* [TASK BRIEF]
Pick out each line in these entries that contains the string "Inverted".

* [AVAILABLE DATA]
──────────

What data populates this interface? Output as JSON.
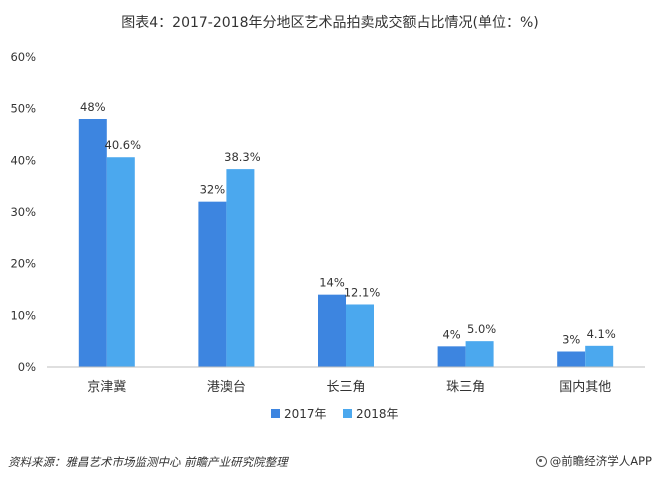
{
  "title": "图表4：2017-2018年分地区艺术品拍卖成交额占比情况(单位：%)",
  "source": "资料来源：雅昌艺术市场监测中心 前瞻产业研究院整理",
  "brand": "@前瞻经济学人APP",
  "colors": {
    "series_2017": "#3d85e0",
    "series_2018": "#4ba8ee",
    "axis": "#bfbfbf",
    "text": "#333333"
  },
  "chart_data": {
    "type": "bar",
    "categories": [
      "京津冀",
      "港澳台",
      "长三角",
      "珠三角",
      "国内其他"
    ],
    "series": [
      {
        "name": "2017年",
        "values": [
          48,
          32,
          14,
          4,
          3
        ],
        "labels": [
          "48%",
          "32%",
          "14%",
          "4%",
          "3%"
        ],
        "color": "#3d85e0"
      },
      {
        "name": "2018年",
        "values": [
          40.6,
          38.3,
          12.1,
          5.0,
          4.1
        ],
        "labels": [
          "40.6%",
          "38.3%",
          "12.1%",
          "5.0%",
          "4.1%"
        ],
        "color": "#4ba8ee"
      }
    ],
    "ylim": [
      0,
      60
    ],
    "yticks": [
      0,
      10,
      20,
      30,
      40,
      50,
      60
    ],
    "ytick_labels": [
      "0%",
      "10%",
      "20%",
      "30%",
      "40%",
      "50%",
      "60%"
    ],
    "grid": false,
    "legend_position": "bottom-center"
  }
}
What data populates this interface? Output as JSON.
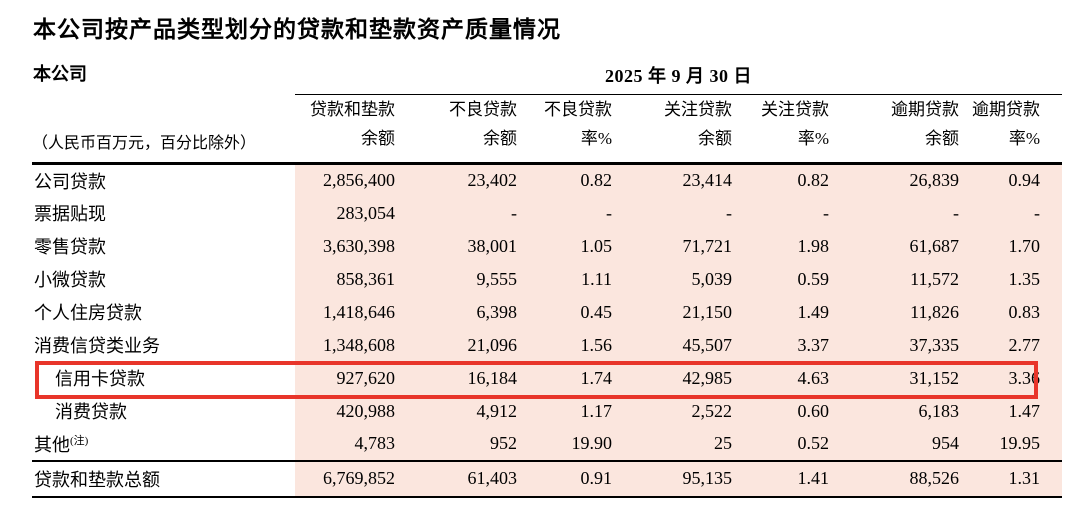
{
  "page_title": "本公司按产品类型划分的贷款和垫款资产质量情况",
  "table": {
    "entity_label": "本公司",
    "date_header": "2025 年 9 月 30 日",
    "unit_note": "（人民币百万元，百分比除外）",
    "columns": [
      {
        "line1": "贷款和垫款",
        "line2": "余额"
      },
      {
        "line1": "不良贷款",
        "line2": "余额"
      },
      {
        "line1": "不良贷款",
        "line2": "率%"
      },
      {
        "line1": "关注贷款",
        "line2": "余额"
      },
      {
        "line1": "关注贷款",
        "line2": "率%"
      },
      {
        "line1": "逾期贷款",
        "line2": "余额"
      },
      {
        "line1": "逾期贷款",
        "line2": "率%"
      }
    ],
    "rows": [
      {
        "label": "公司贷款",
        "bold": true,
        "indent": false,
        "highlighted": false,
        "values": [
          "2,856,400",
          "23,402",
          "0.82",
          "23,414",
          "0.82",
          "26,839",
          "0.94"
        ]
      },
      {
        "label": "票据贴现",
        "bold": true,
        "indent": false,
        "highlighted": false,
        "values": [
          "283,054",
          "-",
          "-",
          "-",
          "-",
          "-",
          "-"
        ]
      },
      {
        "label": "零售贷款",
        "bold": true,
        "indent": false,
        "highlighted": false,
        "values": [
          "3,630,398",
          "38,001",
          "1.05",
          "71,721",
          "1.98",
          "61,687",
          "1.70"
        ]
      },
      {
        "label": "小微贷款",
        "bold": false,
        "indent": false,
        "highlighted": false,
        "values": [
          "858,361",
          "9,555",
          "1.11",
          "5,039",
          "0.59",
          "11,572",
          "1.35"
        ]
      },
      {
        "label": "个人住房贷款",
        "bold": false,
        "indent": false,
        "highlighted": false,
        "values": [
          "1,418,646",
          "6,398",
          "0.45",
          "21,150",
          "1.49",
          "11,826",
          "0.83"
        ]
      },
      {
        "label": "消费信贷类业务",
        "bold": false,
        "indent": false,
        "highlighted": false,
        "values": [
          "1,348,608",
          "21,096",
          "1.56",
          "45,507",
          "3.37",
          "37,335",
          "2.77"
        ]
      },
      {
        "label": "信用卡贷款",
        "bold": false,
        "indent": true,
        "highlighted": true,
        "values": [
          "927,620",
          "16,184",
          "1.74",
          "42,985",
          "4.63",
          "31,152",
          "3.36"
        ]
      },
      {
        "label": "消费贷款",
        "bold": false,
        "indent": true,
        "highlighted": false,
        "values": [
          "420,988",
          "4,912",
          "1.17",
          "2,522",
          "0.60",
          "6,183",
          "1.47"
        ]
      },
      {
        "label": "其他",
        "bold": false,
        "indent": false,
        "highlighted": false,
        "superscript": "(注)",
        "values": [
          "4,783",
          "952",
          "19.90",
          "25",
          "0.52",
          "954",
          "19.95"
        ]
      }
    ],
    "total_row": {
      "label": "贷款和垫款总额",
      "values": [
        "6,769,852",
        "61,403",
        "0.91",
        "95,135",
        "1.41",
        "88,526",
        "1.31"
      ]
    }
  },
  "colors": {
    "data_area_bg": "#fbe6de",
    "highlight_border": "#e8352a",
    "rule_color": "#000000"
  }
}
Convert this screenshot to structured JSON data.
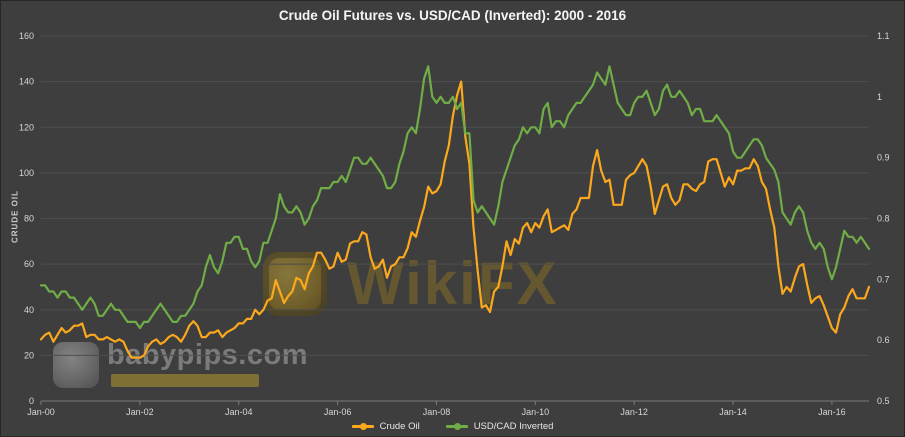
{
  "title": "Crude Oil Futures vs. USD/CAD (Inverted): 2000 - 2016",
  "colors": {
    "background": "#3e3e3e",
    "crude": "#FBA81C",
    "cad": "#70AD47",
    "grid": "#4e4e4e",
    "axis_line": "#7a7a7a",
    "axis_text": "#d6d6d6"
  },
  "axes": {
    "left_label": "CRUDE OIL",
    "left_ticks": [
      160,
      140,
      120,
      100,
      80,
      60,
      40,
      20,
      0
    ],
    "right_ticks": [
      "1.1",
      "1",
      "0.9",
      "0.8",
      "0.7",
      "0.6",
      "0.5"
    ],
    "x_ticks": [
      "Jan-00",
      "Jan-02",
      "Jan-04",
      "Jan-06",
      "Jan-08",
      "Jan-10",
      "Jan-12",
      "Jan-14",
      "Jan-16"
    ]
  },
  "legend": [
    {
      "label": "Crude Oil",
      "color": "#FBA81C"
    },
    {
      "label": "USD/CAD Inverted",
      "color": "#70AD47"
    }
  ],
  "watermarks": {
    "center": "WikiFX",
    "bottom_left": "babypips.com"
  },
  "chart_data": {
    "type": "line",
    "title": "Crude Oil Futures vs. USD/CAD (Inverted): 2000 - 2016",
    "interval": "monthly",
    "x_start": "2000-01",
    "x_end": "2016-10",
    "x_tick_labels": [
      "Jan-00",
      "Jan-02",
      "Jan-04",
      "Jan-06",
      "Jan-08",
      "Jan-10",
      "Jan-12",
      "Jan-14",
      "Jan-16"
    ],
    "x_tick_month_step": 24,
    "left_axis": {
      "label": "CRUDE OIL",
      "min": 0,
      "max": 160
    },
    "right_axis": {
      "label": "USD/CAD Inverted",
      "min": 0.5,
      "max": 1.1
    },
    "grid": true,
    "legend_position": "bottom",
    "series": [
      {
        "name": "Crude Oil",
        "axis": "left",
        "color": "#FBA81C",
        "values": [
          27,
          29,
          30,
          26,
          29,
          32,
          30,
          31,
          33,
          33,
          34,
          28,
          29,
          29,
          27,
          27,
          28,
          27,
          26,
          27,
          26,
          22,
          19,
          19,
          19,
          20,
          24,
          26,
          27,
          25,
          26,
          28,
          29,
          28,
          26,
          29,
          33,
          35,
          33,
          28,
          28,
          30,
          30,
          31,
          28,
          30,
          31,
          32,
          34,
          34,
          36,
          36,
          40,
          38,
          40,
          44,
          45,
          53,
          48,
          43,
          46,
          48,
          54,
          53,
          49,
          56,
          59,
          65,
          65,
          62,
          58,
          59,
          65,
          61,
          62,
          69,
          70,
          70,
          74,
          73,
          63,
          58,
          59,
          62,
          54,
          59,
          60,
          63,
          63,
          67,
          74,
          72,
          79,
          85,
          94,
          91,
          92,
          95,
          105,
          112,
          125,
          134,
          140,
          116,
          104,
          76,
          57,
          41,
          42,
          39,
          48,
          50,
          59,
          70,
          64,
          71,
          69,
          76,
          78,
          74,
          78,
          76,
          81,
          84,
          74,
          75,
          76,
          77,
          75,
          82,
          84,
          89,
          89,
          89,
          103,
          110,
          101,
          96,
          97,
          86,
          86,
          86,
          97,
          99,
          100,
          103,
          106,
          103,
          94,
          82,
          88,
          94,
          95,
          89,
          86,
          88,
          95,
          95,
          93,
          92,
          95,
          96,
          105,
          106,
          106,
          100,
          94,
          98,
          95,
          101,
          101,
          102,
          102,
          106,
          103,
          96,
          93,
          84,
          76,
          59,
          47,
          50,
          48,
          54,
          59,
          60,
          51,
          43,
          45,
          46,
          42,
          37,
          32,
          30,
          38,
          41,
          46,
          49,
          45,
          45,
          45,
          50
        ]
      },
      {
        "name": "USD/CAD Inverted",
        "axis": "right",
        "color": "#70AD47",
        "values": [
          0.69,
          0.69,
          0.68,
          0.68,
          0.67,
          0.68,
          0.68,
          0.67,
          0.67,
          0.66,
          0.65,
          0.66,
          0.67,
          0.66,
          0.64,
          0.64,
          0.65,
          0.66,
          0.65,
          0.65,
          0.64,
          0.63,
          0.63,
          0.63,
          0.62,
          0.63,
          0.63,
          0.64,
          0.65,
          0.66,
          0.65,
          0.64,
          0.63,
          0.63,
          0.64,
          0.64,
          0.65,
          0.66,
          0.68,
          0.69,
          0.72,
          0.74,
          0.72,
          0.71,
          0.73,
          0.76,
          0.76,
          0.77,
          0.77,
          0.75,
          0.75,
          0.73,
          0.72,
          0.73,
          0.76,
          0.76,
          0.78,
          0.8,
          0.84,
          0.82,
          0.81,
          0.81,
          0.82,
          0.81,
          0.79,
          0.8,
          0.82,
          0.83,
          0.85,
          0.85,
          0.85,
          0.86,
          0.86,
          0.87,
          0.86,
          0.88,
          0.9,
          0.9,
          0.89,
          0.89,
          0.9,
          0.89,
          0.88,
          0.87,
          0.85,
          0.85,
          0.86,
          0.89,
          0.91,
          0.94,
          0.95,
          0.94,
          0.98,
          1.03,
          1.05,
          1.0,
          0.99,
          1.0,
          0.99,
          0.99,
          1.0,
          0.98,
          0.99,
          0.94,
          0.94,
          0.83,
          0.81,
          0.82,
          0.81,
          0.8,
          0.79,
          0.82,
          0.86,
          0.88,
          0.9,
          0.92,
          0.93,
          0.95,
          0.94,
          0.95,
          0.95,
          0.94,
          0.98,
          0.99,
          0.95,
          0.96,
          0.96,
          0.95,
          0.97,
          0.98,
          0.99,
          0.99,
          1.0,
          1.01,
          1.02,
          1.04,
          1.03,
          1.02,
          1.05,
          1.02,
          0.99,
          0.98,
          0.97,
          0.97,
          0.99,
          1.0,
          1.0,
          1.01,
          0.99,
          0.97,
          0.98,
          1.01,
          1.02,
          1.0,
          1.0,
          1.01,
          1.0,
          0.99,
          0.97,
          0.98,
          0.98,
          0.96,
          0.96,
          0.96,
          0.97,
          0.96,
          0.95,
          0.94,
          0.91,
          0.9,
          0.9,
          0.91,
          0.92,
          0.93,
          0.93,
          0.92,
          0.9,
          0.89,
          0.88,
          0.86,
          0.81,
          0.8,
          0.79,
          0.81,
          0.82,
          0.81,
          0.78,
          0.76,
          0.75,
          0.76,
          0.75,
          0.72,
          0.7,
          0.72,
          0.75,
          0.78,
          0.77,
          0.77,
          0.76,
          0.77,
          0.76,
          0.75
        ]
      }
    ]
  }
}
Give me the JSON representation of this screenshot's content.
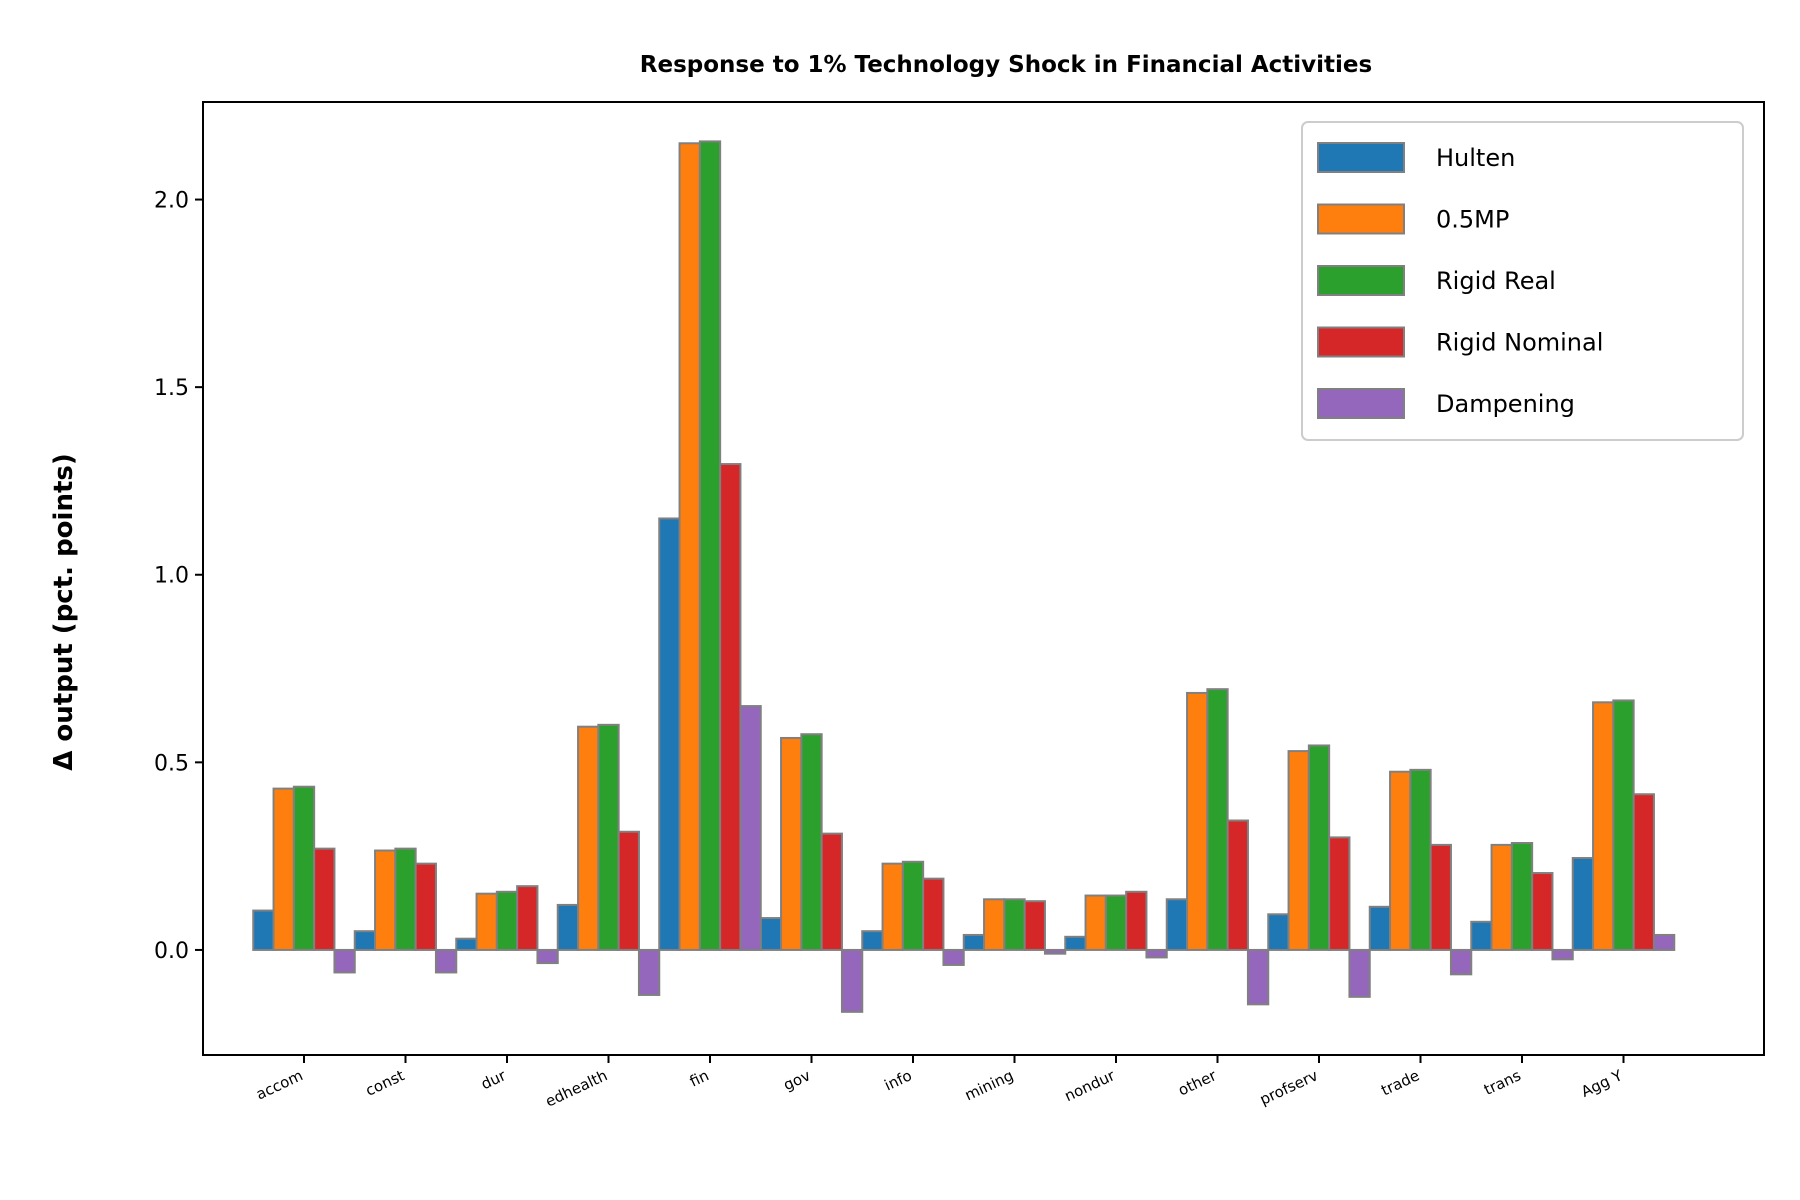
{
  "chart_data": {
    "type": "bar",
    "title": "Response to 1% Technology Shock in Financial Activities",
    "xlabel": "",
    "ylabel": "Δ output (pct. points)",
    "ylim": [
      -0.28,
      2.26
    ],
    "yticks": [
      "0.0",
      "0.5",
      "1.0",
      "1.5",
      "2.0"
    ],
    "categories": [
      "accom",
      "const",
      "dur",
      "edhealth",
      "fin",
      "gov",
      "info",
      "mining",
      "nondur",
      "other",
      "profserv",
      "trade",
      "trans",
      "Agg Y"
    ],
    "series": [
      {
        "name": "Hulten",
        "color": "#1f77b4",
        "values": [
          0.105,
          0.05,
          0.03,
          0.12,
          1.15,
          0.085,
          0.05,
          0.04,
          0.035,
          0.135,
          0.095,
          0.115,
          0.075,
          0.245
        ]
      },
      {
        "name": "0.5MP",
        "color": "#ff7f0e",
        "values": [
          0.43,
          0.265,
          0.15,
          0.595,
          2.15,
          0.565,
          0.23,
          0.135,
          0.145,
          0.685,
          0.53,
          0.475,
          0.28,
          0.66
        ]
      },
      {
        "name": "Rigid Real",
        "color": "#2ca02c",
        "values": [
          0.435,
          0.27,
          0.155,
          0.6,
          2.155,
          0.575,
          0.235,
          0.135,
          0.145,
          0.695,
          0.545,
          0.48,
          0.285,
          0.665
        ]
      },
      {
        "name": "Rigid Nominal",
        "color": "#d62728",
        "values": [
          0.27,
          0.23,
          0.17,
          0.315,
          1.295,
          0.31,
          0.19,
          0.13,
          0.155,
          0.345,
          0.3,
          0.28,
          0.205,
          0.415
        ]
      },
      {
        "name": "Dampening",
        "color": "#9467bd",
        "values": [
          -0.06,
          -0.06,
          -0.035,
          -0.12,
          0.65,
          -0.165,
          -0.04,
          -0.01,
          -0.02,
          -0.145,
          -0.125,
          -0.065,
          -0.025,
          0.04
        ]
      }
    ],
    "legend": "top-right",
    "grid": false
  }
}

──────────

* [REPLY]
  "title": "Crude Oil Futures vs. USD/CAD (Inverted): 2000 - 2016",
      "label": "USD/CAD Inverted",
    "title": "Crude Oil Futures vs. USD/CAD (Inverted): 2000 - 2016",
      "label": "USD/CAD Inverted",
        "name": "USD/CAD Inverted",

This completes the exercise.